Work to complete
Return only the count of lines in which the word "name" appears.

Records about charts and figures
──────────────────────────────

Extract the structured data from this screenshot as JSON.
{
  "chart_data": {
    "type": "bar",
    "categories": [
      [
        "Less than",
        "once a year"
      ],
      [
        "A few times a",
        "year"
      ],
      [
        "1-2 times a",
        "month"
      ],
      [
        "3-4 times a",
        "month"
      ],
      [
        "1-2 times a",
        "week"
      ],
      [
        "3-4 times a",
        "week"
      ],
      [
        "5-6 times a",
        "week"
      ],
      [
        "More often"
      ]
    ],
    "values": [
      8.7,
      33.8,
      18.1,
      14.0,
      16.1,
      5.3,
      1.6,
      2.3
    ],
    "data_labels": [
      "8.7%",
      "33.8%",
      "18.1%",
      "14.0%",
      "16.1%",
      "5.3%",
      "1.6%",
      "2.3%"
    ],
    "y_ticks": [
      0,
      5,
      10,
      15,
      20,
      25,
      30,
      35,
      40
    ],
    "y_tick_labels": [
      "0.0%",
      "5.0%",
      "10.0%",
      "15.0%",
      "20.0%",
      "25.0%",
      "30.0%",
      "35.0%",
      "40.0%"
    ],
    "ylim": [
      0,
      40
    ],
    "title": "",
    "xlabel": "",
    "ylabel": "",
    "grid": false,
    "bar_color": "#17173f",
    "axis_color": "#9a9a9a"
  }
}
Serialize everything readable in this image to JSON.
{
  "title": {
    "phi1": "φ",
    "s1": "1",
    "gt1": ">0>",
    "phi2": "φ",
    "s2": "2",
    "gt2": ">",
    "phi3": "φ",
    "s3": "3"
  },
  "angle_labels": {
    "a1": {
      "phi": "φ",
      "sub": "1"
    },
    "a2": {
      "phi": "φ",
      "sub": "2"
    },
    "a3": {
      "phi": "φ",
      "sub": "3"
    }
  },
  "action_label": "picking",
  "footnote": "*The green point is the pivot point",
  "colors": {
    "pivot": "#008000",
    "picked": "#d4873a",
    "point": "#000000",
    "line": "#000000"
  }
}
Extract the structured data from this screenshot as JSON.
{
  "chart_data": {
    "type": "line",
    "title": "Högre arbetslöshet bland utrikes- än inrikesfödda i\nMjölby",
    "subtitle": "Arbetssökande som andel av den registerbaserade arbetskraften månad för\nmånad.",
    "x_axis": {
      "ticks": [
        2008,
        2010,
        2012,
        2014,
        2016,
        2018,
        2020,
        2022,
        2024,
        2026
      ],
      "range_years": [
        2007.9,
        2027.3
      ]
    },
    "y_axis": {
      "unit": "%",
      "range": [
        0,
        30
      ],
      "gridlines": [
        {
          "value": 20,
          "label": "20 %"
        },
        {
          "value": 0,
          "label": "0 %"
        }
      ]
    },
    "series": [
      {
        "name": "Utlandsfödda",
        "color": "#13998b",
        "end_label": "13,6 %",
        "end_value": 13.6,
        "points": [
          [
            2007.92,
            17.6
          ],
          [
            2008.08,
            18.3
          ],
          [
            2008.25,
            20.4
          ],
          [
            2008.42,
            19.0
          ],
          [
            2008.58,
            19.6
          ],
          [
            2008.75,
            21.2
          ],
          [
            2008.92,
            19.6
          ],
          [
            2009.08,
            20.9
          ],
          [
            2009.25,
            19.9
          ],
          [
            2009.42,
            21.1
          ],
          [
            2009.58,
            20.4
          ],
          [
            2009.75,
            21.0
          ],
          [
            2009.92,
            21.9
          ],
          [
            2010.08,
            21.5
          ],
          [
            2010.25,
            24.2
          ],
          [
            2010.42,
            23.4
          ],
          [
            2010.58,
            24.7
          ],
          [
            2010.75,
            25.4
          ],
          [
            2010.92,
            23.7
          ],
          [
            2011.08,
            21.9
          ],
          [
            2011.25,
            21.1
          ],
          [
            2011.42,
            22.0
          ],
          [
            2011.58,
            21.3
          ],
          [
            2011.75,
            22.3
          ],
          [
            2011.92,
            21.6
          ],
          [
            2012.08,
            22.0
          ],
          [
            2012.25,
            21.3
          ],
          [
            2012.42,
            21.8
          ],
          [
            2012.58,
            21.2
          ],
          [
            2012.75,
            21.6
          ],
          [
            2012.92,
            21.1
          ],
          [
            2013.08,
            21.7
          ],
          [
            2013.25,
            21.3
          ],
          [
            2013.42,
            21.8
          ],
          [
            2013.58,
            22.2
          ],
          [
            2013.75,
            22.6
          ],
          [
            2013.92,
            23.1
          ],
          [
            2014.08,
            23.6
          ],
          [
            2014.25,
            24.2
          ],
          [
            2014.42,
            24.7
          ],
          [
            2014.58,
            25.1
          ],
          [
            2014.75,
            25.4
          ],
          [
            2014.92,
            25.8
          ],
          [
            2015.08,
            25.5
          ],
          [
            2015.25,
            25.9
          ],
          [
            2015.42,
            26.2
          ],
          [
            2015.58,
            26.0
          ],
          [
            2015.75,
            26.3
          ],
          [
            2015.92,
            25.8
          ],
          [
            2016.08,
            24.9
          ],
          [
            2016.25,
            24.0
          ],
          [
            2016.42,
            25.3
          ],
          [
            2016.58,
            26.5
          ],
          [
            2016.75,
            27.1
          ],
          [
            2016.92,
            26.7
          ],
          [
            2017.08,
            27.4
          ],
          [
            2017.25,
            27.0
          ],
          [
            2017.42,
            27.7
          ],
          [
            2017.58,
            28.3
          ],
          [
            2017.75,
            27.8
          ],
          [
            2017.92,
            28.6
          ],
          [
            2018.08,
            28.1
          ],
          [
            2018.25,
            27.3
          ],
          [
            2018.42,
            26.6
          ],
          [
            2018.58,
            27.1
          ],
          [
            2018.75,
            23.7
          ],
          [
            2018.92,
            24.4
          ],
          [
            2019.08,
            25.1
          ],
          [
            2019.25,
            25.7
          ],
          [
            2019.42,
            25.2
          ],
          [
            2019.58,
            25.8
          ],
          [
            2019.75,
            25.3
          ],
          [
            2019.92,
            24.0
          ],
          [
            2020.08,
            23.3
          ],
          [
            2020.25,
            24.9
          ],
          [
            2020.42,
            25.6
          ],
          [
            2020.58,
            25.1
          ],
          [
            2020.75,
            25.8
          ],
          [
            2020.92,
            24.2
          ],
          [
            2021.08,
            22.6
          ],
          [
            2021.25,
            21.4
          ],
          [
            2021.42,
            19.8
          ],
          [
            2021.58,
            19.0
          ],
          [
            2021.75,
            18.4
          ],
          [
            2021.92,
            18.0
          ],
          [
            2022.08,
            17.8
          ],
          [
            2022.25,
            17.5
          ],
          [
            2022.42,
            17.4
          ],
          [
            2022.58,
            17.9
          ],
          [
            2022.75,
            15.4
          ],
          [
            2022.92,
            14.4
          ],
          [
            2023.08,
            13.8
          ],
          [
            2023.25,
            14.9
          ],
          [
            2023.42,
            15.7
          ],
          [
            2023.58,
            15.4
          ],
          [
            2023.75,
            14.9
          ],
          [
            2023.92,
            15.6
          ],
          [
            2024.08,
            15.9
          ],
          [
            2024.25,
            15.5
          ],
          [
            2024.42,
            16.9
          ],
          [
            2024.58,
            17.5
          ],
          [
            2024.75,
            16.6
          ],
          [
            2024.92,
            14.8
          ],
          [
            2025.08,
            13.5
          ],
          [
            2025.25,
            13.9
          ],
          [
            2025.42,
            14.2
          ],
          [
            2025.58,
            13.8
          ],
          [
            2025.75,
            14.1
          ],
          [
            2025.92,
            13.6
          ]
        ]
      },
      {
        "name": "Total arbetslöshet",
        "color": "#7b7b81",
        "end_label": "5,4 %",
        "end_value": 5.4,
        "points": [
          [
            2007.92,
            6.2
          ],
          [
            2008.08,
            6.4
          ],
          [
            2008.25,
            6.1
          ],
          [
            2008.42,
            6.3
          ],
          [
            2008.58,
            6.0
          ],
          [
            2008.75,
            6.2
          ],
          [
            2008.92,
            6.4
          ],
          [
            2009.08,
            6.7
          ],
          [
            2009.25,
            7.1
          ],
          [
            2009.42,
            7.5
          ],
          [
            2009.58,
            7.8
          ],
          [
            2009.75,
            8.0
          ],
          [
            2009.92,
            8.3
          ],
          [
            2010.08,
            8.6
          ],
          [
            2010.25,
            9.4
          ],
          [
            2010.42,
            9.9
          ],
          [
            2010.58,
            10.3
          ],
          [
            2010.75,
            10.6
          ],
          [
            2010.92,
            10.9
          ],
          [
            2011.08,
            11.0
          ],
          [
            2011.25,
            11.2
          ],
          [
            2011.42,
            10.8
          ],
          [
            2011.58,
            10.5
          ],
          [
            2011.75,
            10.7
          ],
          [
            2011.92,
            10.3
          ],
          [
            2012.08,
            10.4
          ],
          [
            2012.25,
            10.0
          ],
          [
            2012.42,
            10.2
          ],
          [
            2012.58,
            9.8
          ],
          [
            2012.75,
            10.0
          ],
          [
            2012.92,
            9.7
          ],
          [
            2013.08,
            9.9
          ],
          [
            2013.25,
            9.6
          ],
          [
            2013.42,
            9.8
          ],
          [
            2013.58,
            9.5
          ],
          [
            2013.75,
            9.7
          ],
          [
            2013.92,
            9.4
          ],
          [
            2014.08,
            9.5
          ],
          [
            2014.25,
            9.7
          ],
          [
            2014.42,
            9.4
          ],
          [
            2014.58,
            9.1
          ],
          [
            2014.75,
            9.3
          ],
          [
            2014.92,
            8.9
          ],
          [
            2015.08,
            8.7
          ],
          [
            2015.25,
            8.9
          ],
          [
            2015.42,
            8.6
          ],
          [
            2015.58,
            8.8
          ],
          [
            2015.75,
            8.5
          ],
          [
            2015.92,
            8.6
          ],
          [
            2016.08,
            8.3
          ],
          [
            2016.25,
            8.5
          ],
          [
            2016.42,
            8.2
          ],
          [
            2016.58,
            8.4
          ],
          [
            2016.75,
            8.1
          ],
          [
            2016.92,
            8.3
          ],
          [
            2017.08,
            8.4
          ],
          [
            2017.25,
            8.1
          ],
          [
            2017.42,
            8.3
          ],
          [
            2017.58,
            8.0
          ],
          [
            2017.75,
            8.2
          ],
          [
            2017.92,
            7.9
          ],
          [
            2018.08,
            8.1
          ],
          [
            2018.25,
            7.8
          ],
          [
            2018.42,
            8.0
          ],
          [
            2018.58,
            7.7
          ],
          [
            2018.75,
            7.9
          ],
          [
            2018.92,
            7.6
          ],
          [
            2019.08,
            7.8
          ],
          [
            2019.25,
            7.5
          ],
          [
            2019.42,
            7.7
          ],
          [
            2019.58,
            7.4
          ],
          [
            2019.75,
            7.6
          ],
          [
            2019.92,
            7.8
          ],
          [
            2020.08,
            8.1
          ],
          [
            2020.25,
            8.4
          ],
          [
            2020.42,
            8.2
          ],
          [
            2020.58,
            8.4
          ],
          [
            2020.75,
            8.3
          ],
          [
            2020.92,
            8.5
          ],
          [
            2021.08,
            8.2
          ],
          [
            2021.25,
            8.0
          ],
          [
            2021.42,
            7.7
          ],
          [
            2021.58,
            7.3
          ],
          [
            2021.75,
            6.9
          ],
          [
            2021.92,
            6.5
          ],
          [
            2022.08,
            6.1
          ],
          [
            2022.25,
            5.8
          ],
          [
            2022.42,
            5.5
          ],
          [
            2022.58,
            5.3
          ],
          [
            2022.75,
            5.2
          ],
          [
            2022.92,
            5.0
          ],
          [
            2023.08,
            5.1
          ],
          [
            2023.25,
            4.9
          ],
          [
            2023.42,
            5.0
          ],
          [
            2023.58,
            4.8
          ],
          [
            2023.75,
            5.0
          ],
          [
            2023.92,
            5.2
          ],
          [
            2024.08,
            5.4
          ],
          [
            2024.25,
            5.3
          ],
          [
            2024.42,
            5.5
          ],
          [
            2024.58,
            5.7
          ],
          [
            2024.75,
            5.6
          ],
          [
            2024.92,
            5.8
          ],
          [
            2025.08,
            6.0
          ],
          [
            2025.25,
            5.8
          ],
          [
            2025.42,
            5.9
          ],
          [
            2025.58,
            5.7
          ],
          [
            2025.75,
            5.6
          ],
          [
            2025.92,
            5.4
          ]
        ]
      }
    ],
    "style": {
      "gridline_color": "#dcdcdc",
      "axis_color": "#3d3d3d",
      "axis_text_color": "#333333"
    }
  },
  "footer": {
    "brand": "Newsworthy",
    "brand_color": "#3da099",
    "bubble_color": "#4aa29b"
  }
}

──────────────────────────────

Final answer
2